Mercadores da Noite #205 - Quinhentos dólares, por favor!

2 de janeiro de 2021
Texto aprovado na Câmara pode dar início a nova era na economia brasileira ao facilitar transação em dólares nos bancos nacionais. A seguir, mostro a você o que significa para nós.

Caro(a) leitor(a),

“Câmara dos Deputados aprova texto-base de projeto que abre caminho para conta em dólar no Brasil”

Esse é o título de matéria escrita pela jornalista Danielle Brant e publicada na Folha de S. Paulo (jornal e site) na última semana do ano que terminou.

A tramitação está no começo e só prosseguirá em fevereiro de 2021, após o recesso parlamentar e a eleição e posse dos novos integrantes da mesa diretora da Câmara dos Deputados.

Depois disso, alterações no texto ainda serão discutidas e votadas antes de a matéria seguir para o Senado. Lá, se surgirem novas mudanças, o projeto volta para a Casa Baixa para debate e votação definitiva. Então, segue para sanção presidencial.

Como, durante mais de meio século (ou, talvez, desde sempre), o Brasil foi um dos países mais fechados do mundo, para mim, que estou no mercado desde 1958, só a discussão dessa matéria significa uma verdadeira revolução.

Durante anos a fio, comprar e vender dólares aqui foi uma espécie de pecado. Venial, tolerado pelas autoridades, que também o cometiam, mas pecado do mesmo jeito. Uma contravenção aceita pelo governo, tal como acontece com o jogo do bicho.

*****

▸ **Exercício curto 1**:
Resuma em duas frases o texto sobre a conta em dólar no Brasil.

*****

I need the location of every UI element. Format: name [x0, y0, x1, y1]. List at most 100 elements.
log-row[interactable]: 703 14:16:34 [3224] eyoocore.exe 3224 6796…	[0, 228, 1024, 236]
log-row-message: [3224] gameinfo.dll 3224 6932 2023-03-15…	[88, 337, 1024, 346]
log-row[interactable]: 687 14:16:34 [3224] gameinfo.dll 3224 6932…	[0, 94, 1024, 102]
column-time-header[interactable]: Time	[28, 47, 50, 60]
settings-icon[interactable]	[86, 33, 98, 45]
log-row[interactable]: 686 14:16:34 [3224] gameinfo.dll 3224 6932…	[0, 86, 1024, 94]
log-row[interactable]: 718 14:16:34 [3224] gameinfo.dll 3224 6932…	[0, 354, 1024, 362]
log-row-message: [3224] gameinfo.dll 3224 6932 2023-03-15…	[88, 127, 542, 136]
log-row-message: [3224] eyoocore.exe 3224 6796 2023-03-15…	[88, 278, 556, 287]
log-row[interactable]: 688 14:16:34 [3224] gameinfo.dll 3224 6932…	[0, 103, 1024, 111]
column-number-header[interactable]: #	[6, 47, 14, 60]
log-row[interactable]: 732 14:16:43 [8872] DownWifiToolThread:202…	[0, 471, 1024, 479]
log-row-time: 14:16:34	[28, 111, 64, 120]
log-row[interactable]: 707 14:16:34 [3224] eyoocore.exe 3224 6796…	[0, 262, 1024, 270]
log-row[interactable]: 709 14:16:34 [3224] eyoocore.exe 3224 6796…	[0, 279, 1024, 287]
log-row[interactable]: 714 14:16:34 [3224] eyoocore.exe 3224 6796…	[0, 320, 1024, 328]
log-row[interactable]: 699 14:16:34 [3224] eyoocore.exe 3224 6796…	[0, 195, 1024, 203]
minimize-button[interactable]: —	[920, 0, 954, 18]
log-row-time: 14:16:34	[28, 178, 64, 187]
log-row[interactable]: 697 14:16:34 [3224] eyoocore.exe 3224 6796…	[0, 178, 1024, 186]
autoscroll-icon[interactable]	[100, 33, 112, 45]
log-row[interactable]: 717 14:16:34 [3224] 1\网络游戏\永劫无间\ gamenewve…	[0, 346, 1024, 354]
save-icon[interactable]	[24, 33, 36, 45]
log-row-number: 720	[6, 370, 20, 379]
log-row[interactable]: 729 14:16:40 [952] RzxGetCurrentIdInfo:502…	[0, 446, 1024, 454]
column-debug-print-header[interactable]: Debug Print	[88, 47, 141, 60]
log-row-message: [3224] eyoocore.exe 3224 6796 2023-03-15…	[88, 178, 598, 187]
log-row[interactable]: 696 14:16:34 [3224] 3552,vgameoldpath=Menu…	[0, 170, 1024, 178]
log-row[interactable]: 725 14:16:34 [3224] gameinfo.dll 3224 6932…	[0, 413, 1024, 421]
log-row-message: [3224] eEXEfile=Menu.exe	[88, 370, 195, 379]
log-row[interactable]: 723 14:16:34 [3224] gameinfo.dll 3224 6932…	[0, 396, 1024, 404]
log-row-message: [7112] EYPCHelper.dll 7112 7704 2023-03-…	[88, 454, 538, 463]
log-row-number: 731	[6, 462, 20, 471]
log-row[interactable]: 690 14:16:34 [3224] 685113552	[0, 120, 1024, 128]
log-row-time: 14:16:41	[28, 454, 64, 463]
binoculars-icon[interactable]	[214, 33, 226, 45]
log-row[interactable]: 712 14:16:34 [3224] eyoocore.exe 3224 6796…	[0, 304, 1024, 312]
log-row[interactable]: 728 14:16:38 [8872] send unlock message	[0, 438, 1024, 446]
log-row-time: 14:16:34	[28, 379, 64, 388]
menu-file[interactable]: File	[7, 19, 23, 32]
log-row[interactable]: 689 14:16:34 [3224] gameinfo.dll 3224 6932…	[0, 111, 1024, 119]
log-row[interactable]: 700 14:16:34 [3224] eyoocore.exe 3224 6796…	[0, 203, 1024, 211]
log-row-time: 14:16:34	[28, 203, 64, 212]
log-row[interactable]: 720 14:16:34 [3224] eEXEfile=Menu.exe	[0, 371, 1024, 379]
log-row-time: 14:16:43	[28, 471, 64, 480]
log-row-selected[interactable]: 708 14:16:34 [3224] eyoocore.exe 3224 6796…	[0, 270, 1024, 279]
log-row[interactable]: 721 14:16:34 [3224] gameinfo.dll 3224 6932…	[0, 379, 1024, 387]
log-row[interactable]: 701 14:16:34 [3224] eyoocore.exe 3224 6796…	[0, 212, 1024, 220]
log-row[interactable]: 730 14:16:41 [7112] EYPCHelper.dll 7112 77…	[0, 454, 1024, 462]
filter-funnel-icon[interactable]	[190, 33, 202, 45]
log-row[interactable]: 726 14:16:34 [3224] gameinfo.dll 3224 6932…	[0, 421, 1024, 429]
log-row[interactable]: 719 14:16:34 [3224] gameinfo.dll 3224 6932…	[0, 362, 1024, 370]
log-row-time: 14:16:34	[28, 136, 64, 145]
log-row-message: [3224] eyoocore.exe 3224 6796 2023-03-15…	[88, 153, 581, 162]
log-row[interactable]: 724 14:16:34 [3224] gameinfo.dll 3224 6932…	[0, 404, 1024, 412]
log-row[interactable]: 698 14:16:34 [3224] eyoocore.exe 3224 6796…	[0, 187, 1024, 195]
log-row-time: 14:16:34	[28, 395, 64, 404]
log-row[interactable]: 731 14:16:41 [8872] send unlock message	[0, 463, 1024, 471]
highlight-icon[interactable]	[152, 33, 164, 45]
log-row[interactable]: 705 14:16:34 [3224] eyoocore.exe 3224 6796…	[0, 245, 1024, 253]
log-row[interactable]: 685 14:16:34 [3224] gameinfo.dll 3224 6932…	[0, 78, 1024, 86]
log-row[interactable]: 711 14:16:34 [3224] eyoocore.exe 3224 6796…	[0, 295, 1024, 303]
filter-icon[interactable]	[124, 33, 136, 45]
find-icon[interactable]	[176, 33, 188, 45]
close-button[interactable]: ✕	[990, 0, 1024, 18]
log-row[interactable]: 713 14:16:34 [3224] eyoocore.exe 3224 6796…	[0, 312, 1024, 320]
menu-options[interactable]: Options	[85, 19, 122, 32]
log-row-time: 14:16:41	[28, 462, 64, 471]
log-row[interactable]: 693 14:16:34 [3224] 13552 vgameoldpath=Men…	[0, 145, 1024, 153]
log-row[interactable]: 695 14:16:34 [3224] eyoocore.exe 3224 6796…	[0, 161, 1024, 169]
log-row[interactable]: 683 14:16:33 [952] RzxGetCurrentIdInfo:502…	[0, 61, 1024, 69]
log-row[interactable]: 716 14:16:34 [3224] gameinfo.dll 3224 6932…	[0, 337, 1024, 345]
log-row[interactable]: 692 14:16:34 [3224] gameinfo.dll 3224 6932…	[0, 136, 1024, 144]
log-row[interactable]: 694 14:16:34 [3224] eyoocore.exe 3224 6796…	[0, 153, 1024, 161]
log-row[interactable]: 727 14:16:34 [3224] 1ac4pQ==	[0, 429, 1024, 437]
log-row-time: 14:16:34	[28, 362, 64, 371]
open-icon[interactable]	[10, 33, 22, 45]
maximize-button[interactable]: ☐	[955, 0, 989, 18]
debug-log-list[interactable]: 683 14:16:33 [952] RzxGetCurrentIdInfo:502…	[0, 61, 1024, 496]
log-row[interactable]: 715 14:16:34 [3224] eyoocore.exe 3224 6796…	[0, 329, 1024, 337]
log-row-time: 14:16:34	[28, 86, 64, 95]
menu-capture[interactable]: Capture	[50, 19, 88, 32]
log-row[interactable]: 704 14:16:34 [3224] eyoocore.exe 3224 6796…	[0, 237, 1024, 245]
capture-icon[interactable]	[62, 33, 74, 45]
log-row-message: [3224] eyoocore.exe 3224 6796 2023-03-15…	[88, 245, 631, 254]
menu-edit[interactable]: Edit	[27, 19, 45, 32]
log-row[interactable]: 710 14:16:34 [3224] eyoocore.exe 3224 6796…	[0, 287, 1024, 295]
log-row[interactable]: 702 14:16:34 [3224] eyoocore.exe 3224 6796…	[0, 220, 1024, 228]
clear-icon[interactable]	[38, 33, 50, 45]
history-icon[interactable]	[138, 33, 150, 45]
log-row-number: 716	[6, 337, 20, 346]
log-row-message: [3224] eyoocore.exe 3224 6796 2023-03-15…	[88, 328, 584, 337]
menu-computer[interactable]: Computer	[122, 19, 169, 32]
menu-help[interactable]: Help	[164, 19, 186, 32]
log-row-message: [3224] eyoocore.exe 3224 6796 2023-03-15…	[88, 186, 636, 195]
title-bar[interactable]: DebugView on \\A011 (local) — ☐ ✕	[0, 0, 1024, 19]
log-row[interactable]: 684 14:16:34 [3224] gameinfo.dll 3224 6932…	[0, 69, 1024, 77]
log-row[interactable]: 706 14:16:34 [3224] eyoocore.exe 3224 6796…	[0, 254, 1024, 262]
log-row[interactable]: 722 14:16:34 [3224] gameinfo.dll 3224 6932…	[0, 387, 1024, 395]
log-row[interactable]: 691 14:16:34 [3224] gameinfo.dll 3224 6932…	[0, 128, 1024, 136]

*****

▸ **Exercício curto 2**:
Expresse como lista JSON de strings as linhas dos dados brutos, uma string por linha e sem as linhas em branco, começando pela primeira linha e indo até a linha que contém "33, 98, 45]", inclusive.

▸ **Resposta correta 1**:
A Câmara dos Deputados aprovou o texto-base de um projeto que abre caminho para conta em dólar no Brasil. A tramitação só prossegue em fevereiro de 2021, com alterações ainda a votar, passagem pelo Senado e sanção presidencial, e para quem escreve, no mercado desde 1958, só a discussão já é uma revolução num país que foi dos mais fechados do mundo.

▸ **Resposta correta 2**:
[
  "I need the location of every UI element. Format: name [x0, y0, x1, y1]. List at most 100 elements.",
  "log-row[interactable]: 703 14:16:34 [3224] eyoocore.exe 3224 6796…\t[0, 228, 1024, 236]",
  "log-row-message: [3224] gameinfo.dll 3224 6932 2023-03-15…\t[88, 337, 1024, 346]",
  "log-row[interactable]: 687 14:16:34 [3224] gameinfo.dll 3224 6932…\t[0, 94, 1024, 102]",
  "column-time-header[interactable]: Time\t[28, 47, 50, 60]",
  "settings-icon[interactable]\t[86, 33, 98, 45]"
]